» **Task details**:
Translate this sentence from the passage about the writer's brother Sam into Spanish: "I’ve been blessed to have had many beautiful and wise spiritual teachers."

» **Extract provided**:
● ● ● ● ● ● ●

I’ve been blessed to have had many beautiful and wise spiritual teachers. But my brother Sam taught me the real essentials.. about love, forgiveness, tolerance, family and how to laugh so hard and long that everything changes in an instant. Sam and I took any residual pain from our childhood and made joke after joke about it.. we had our routines honed, and they always always made us laugh. Those things die with my brother.. nobody else knows those jokes.
There was a little Divine Order at play when Sam decided to finally come home to Boston to see Mom and me and my kids.. and to see a healer that I loved and trusted who had healed some pancreatic cancer patients. Because of that I had some amazing private time with my brother..which was hard to get even during normal visits. We talked a lot. We cried. I dug my fists into his kidneys and did energy work on him for hours until he could sleep when he was in so much pain the night before he went into the hospital.. not knowing he was in organ failure. We told the truth to each other.. always. I thank God for those days and that week.. more than I can ever say.

● ● ● ● ● ● ●

» **Listed entries**:
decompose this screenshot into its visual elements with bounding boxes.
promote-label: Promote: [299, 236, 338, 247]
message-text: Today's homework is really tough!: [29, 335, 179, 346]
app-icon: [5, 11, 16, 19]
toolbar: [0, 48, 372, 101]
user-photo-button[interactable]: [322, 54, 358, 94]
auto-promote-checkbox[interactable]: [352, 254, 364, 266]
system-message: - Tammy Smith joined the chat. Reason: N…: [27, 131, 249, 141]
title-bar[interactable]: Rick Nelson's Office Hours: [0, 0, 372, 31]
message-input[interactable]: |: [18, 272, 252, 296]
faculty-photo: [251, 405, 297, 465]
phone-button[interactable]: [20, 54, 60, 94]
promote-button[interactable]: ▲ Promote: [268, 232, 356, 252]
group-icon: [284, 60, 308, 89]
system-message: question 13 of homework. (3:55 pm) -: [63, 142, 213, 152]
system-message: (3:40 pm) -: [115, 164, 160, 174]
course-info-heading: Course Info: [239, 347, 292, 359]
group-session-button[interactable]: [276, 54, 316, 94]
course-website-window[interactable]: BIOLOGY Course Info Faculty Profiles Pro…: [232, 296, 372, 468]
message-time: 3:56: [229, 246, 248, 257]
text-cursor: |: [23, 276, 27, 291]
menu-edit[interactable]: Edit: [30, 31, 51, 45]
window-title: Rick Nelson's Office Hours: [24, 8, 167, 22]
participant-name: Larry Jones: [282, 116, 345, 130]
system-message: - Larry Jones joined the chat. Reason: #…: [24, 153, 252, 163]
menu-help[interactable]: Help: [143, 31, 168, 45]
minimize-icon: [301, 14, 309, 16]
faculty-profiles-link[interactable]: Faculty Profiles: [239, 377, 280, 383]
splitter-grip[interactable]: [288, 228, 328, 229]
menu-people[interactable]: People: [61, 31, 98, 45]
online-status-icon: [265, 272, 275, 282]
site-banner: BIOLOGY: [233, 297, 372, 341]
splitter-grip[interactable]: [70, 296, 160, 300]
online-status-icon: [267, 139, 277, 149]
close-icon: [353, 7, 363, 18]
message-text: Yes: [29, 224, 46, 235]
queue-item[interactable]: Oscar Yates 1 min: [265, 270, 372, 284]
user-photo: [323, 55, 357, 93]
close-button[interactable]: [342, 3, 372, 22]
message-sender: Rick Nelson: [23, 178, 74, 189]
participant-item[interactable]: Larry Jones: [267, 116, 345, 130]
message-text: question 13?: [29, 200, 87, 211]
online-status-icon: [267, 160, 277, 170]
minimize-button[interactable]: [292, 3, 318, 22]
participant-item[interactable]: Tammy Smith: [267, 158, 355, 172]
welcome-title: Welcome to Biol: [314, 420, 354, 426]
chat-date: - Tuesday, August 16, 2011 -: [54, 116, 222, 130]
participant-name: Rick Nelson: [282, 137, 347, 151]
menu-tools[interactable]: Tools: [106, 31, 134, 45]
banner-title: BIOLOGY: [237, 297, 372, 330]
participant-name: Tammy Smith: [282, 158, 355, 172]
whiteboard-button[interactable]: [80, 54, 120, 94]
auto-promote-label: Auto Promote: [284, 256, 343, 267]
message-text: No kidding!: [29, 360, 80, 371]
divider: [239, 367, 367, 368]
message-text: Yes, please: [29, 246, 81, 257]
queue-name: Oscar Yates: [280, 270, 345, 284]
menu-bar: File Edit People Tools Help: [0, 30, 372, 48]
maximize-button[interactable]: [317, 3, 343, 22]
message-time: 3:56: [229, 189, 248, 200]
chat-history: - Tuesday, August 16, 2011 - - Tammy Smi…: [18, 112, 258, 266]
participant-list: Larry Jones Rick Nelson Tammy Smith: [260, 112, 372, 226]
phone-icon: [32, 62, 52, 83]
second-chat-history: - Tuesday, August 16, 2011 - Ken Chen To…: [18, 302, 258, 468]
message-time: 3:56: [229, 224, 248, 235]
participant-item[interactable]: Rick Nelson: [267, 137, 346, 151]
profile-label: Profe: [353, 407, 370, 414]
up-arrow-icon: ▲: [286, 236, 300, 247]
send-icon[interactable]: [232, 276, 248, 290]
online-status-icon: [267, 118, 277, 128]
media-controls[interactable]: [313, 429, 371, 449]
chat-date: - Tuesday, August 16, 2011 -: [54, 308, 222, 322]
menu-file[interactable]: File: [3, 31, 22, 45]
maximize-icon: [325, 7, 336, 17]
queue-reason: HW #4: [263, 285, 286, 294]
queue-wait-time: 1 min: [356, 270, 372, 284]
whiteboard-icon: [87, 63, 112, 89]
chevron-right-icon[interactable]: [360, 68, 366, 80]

● ● ● ● ● ● ●

» **Response to this task**:
He tenido la bendición de contar con muchos maestros espirituales hermosos y sabios.